───── EXTRACTED ENTRIES
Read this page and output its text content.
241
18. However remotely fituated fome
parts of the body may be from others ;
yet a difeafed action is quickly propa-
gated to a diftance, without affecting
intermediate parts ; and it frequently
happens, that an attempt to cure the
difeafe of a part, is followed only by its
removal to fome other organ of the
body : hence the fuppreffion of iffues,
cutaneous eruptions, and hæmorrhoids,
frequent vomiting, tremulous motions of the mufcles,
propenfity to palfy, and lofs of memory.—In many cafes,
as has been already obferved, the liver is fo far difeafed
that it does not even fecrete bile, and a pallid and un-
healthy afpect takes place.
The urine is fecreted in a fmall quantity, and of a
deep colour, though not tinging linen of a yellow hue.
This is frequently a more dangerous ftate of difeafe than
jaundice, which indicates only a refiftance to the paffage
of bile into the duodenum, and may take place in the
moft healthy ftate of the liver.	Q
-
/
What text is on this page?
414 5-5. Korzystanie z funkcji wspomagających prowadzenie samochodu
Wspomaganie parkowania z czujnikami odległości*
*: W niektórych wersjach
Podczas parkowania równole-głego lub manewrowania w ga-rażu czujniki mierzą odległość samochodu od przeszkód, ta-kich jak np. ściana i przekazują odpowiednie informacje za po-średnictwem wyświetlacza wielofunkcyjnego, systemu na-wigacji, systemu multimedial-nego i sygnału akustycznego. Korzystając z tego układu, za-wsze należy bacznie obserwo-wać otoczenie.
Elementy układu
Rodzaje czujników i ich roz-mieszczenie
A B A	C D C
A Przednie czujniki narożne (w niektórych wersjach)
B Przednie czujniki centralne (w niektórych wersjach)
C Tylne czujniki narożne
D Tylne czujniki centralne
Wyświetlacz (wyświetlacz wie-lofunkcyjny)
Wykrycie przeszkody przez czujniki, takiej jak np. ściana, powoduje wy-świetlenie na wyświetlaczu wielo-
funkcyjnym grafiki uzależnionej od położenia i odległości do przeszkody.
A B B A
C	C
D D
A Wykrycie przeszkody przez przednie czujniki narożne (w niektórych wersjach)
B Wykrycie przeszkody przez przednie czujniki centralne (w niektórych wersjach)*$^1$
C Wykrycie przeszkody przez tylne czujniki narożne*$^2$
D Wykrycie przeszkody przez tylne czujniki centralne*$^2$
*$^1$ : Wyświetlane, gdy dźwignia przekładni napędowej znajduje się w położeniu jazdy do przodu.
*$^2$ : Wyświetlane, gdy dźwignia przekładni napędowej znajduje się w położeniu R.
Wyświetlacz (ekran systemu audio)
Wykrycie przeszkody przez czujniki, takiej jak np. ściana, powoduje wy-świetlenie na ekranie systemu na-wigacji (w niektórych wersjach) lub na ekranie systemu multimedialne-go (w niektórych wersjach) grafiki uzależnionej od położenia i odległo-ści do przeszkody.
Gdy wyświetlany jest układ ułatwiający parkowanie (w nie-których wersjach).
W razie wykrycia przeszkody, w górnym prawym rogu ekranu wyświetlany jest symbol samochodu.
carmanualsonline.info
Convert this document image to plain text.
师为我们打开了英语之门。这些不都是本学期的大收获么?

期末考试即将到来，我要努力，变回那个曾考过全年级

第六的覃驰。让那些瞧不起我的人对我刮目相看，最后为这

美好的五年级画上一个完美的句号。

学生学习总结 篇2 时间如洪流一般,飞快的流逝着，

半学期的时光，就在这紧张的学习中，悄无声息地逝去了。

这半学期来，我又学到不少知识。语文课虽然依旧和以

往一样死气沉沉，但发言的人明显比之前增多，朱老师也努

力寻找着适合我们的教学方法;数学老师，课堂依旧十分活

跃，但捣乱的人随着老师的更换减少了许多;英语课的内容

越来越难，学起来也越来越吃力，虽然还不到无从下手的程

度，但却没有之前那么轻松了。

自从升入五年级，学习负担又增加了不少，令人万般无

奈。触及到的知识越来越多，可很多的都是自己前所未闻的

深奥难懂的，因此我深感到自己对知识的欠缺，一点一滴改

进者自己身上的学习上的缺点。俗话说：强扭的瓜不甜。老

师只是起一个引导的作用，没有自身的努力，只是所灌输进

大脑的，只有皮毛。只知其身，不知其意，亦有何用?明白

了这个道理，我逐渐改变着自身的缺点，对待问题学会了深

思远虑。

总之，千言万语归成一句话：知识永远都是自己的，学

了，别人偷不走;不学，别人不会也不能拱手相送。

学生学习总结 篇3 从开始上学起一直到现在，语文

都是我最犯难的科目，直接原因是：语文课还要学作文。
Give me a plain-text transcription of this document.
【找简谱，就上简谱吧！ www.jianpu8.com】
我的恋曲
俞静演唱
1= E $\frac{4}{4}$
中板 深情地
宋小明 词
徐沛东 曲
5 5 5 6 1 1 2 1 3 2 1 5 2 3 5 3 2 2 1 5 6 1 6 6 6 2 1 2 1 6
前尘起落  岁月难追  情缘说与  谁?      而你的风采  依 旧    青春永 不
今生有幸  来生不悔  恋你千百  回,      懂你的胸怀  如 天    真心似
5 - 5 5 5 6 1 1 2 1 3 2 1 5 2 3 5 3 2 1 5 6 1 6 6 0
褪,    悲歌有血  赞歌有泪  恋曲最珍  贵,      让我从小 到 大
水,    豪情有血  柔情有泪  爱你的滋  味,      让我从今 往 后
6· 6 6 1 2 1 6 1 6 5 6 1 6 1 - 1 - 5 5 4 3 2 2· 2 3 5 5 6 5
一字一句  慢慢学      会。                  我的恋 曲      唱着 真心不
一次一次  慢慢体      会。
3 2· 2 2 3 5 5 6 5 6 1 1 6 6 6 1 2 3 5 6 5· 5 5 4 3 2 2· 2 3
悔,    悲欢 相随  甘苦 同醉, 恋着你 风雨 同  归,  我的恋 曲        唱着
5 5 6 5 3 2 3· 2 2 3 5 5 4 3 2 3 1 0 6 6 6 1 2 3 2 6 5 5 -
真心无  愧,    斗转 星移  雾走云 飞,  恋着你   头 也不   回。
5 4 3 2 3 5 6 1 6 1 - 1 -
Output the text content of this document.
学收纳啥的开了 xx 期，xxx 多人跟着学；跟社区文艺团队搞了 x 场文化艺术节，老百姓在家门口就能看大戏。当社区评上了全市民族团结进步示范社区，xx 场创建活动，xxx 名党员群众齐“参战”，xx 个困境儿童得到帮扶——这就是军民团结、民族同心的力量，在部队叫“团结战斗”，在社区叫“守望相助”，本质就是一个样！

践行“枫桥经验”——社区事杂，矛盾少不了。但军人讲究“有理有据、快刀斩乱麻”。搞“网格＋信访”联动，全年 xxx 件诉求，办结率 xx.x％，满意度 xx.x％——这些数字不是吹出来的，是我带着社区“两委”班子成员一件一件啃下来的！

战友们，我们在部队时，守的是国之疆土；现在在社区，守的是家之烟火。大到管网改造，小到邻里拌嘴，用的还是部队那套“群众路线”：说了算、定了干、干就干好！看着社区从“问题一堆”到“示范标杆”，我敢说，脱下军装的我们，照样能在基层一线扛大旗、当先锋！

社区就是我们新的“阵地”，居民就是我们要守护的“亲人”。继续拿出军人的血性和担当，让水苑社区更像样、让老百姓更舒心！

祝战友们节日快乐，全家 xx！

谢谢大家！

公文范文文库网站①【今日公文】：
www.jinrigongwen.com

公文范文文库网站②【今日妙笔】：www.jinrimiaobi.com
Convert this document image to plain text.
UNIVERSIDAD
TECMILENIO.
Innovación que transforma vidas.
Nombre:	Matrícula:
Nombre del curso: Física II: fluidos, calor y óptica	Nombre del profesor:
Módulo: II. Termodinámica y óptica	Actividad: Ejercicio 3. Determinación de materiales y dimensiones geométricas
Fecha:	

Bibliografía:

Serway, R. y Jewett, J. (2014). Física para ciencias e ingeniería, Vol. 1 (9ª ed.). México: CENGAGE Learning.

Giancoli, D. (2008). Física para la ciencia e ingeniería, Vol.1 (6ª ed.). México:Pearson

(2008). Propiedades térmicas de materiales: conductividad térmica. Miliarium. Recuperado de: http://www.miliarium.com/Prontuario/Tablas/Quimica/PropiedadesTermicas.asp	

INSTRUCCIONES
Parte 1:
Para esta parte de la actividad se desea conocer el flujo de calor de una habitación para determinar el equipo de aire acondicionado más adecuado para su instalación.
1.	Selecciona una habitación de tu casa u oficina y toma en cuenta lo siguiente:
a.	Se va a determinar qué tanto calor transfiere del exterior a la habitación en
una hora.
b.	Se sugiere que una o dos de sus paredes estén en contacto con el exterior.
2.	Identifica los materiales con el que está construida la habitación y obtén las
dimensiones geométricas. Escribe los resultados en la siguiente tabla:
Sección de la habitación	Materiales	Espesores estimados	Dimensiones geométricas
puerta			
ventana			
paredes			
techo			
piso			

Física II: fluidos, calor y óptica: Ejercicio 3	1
──────────
Collect the lines of the records that include the string "świetlenie".

Wykrycie przeszkody przez czujniki, takiej jak np. ściana, powoduje wy-świetlenie na wyświetlaczu wielo-
Wykrycie przeszkody przez czujniki, takiej jak np. ściana, powoduje wy-świetlenie na ekranie systemu na-wigacji (w niektórych wersjach) lub na ekranie systemu multimedialne-go (w niektórych wersjach) grafiki uzależnionej od położenia i odległo-ści do przeszkody.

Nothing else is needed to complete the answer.